**EXERCISE DIRECTIONS:**
Copy each line of the records that contains the word "nombre".

**DATA SUPPLIED:**
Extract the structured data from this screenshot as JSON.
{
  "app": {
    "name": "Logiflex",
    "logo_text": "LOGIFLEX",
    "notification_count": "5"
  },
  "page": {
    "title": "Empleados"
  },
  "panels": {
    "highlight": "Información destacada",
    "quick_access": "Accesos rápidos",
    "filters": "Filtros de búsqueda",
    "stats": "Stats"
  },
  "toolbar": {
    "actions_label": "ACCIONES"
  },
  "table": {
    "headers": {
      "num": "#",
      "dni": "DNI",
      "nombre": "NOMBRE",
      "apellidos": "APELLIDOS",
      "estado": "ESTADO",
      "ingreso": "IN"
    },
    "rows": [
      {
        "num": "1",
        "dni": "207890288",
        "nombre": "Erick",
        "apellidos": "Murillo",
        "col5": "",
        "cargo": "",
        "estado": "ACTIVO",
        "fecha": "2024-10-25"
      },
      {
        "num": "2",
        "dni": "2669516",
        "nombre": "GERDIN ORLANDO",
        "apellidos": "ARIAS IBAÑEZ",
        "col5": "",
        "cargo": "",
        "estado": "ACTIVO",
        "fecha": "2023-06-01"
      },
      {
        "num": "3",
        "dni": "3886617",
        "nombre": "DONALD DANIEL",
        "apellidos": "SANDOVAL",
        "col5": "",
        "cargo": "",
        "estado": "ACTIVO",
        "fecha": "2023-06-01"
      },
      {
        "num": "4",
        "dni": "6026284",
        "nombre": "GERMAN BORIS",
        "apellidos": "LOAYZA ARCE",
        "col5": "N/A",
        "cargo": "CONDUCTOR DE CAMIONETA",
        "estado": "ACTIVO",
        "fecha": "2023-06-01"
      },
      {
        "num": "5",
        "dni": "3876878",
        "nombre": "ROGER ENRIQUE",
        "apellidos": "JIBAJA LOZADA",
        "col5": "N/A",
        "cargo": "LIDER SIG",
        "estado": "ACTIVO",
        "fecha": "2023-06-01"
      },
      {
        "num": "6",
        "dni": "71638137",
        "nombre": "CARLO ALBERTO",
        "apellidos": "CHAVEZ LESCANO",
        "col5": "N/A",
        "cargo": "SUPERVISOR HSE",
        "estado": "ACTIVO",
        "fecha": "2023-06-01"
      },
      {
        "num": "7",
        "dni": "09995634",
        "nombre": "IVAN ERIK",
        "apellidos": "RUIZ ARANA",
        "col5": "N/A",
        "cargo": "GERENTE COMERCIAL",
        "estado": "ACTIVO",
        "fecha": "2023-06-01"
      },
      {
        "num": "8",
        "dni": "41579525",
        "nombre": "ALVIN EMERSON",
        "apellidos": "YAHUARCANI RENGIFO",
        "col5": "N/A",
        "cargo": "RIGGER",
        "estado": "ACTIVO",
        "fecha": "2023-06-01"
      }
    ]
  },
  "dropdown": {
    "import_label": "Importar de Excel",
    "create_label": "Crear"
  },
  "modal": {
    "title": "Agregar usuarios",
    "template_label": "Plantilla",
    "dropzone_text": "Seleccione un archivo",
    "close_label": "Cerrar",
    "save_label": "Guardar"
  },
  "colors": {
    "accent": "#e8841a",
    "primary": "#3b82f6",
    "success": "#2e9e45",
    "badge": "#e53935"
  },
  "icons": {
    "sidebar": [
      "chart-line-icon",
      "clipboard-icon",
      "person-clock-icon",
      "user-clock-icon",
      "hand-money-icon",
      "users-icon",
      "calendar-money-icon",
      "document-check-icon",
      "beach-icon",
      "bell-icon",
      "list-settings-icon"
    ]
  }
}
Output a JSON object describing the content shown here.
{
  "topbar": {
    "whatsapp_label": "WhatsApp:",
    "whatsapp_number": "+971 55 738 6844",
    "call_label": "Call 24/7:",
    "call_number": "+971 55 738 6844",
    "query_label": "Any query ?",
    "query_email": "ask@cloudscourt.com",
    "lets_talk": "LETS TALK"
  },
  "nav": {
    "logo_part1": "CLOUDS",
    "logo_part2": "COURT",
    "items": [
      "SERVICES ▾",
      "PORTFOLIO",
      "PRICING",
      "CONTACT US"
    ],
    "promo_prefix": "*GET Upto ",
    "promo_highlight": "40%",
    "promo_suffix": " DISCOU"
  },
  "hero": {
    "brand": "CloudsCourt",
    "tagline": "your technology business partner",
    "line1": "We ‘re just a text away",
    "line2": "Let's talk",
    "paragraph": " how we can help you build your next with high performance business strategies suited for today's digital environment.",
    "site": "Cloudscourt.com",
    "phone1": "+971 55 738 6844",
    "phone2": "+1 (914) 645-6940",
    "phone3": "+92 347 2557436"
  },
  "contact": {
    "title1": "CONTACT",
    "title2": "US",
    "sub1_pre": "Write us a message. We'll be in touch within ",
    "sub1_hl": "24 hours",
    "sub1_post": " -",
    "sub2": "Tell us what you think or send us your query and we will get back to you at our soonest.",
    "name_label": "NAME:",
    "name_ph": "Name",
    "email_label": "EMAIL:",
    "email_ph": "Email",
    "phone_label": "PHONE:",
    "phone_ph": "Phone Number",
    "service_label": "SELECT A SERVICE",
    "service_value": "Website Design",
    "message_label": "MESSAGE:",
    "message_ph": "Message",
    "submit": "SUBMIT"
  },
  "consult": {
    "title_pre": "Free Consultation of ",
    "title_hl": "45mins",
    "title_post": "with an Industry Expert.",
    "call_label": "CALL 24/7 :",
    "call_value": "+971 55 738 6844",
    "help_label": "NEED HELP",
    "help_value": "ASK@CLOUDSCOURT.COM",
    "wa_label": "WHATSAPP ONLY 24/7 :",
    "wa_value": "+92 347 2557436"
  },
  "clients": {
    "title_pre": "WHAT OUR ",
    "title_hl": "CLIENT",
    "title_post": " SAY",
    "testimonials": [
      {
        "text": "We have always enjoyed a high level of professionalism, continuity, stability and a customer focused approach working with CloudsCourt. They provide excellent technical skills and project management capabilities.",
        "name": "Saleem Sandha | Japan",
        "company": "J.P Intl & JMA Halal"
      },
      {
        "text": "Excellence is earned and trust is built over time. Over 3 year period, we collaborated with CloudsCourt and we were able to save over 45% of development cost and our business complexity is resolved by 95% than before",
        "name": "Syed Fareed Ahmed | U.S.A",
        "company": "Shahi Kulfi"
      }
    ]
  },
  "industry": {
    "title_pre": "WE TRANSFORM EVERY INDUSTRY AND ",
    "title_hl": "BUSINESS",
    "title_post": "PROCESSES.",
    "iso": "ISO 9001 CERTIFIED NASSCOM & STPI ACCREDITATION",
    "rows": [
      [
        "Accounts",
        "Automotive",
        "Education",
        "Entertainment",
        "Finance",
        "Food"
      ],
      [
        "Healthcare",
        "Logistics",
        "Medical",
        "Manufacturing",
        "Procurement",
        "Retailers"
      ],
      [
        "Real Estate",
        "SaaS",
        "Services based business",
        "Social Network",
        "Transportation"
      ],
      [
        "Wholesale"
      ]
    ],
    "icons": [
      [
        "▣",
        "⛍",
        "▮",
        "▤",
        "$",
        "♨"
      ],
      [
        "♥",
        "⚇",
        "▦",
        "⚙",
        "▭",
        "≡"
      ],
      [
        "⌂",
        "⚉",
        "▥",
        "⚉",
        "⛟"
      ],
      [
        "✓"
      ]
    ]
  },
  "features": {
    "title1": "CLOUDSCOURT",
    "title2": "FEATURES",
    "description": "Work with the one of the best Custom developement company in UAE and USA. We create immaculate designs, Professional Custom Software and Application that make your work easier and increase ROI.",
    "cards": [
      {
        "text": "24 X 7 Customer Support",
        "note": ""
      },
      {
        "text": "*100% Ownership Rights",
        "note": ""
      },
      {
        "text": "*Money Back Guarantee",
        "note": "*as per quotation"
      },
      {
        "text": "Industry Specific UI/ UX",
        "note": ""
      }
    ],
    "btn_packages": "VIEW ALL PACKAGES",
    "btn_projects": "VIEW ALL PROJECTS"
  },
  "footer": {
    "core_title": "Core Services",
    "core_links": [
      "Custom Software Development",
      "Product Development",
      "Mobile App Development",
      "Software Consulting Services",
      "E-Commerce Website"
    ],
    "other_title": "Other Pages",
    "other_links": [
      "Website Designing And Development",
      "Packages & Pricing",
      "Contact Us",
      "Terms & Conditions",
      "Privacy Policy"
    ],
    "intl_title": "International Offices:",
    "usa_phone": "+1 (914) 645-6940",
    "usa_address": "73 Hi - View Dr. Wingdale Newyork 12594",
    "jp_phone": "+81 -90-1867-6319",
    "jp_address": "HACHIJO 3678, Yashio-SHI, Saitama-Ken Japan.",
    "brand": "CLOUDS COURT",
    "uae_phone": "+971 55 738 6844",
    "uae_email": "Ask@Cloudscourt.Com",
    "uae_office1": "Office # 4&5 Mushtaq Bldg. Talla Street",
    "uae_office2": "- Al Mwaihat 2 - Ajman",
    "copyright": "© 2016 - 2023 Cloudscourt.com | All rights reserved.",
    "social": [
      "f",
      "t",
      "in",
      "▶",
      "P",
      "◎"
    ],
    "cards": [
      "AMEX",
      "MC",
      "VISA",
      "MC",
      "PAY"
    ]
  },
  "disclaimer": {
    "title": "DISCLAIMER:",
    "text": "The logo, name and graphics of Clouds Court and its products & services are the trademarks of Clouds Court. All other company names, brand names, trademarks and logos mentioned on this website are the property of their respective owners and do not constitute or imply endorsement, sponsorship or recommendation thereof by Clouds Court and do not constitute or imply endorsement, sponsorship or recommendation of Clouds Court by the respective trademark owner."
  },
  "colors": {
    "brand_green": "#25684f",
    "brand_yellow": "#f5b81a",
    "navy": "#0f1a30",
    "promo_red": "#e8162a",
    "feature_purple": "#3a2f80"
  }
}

**THE REPLY:**
      "nombre": "NOMBRE",
        "nombre": "Erick",
        "nombre": "GERDIN ORLANDO",
        "nombre": "DONALD DANIEL",
        "nombre": "GERMAN BORIS",
        "nombre": "ROGER ENRIQUE",
        "nombre": "CARLO ALBERTO",
        "nombre": "IVAN ERIK",
        "nombre": "ALVIN EMERSON",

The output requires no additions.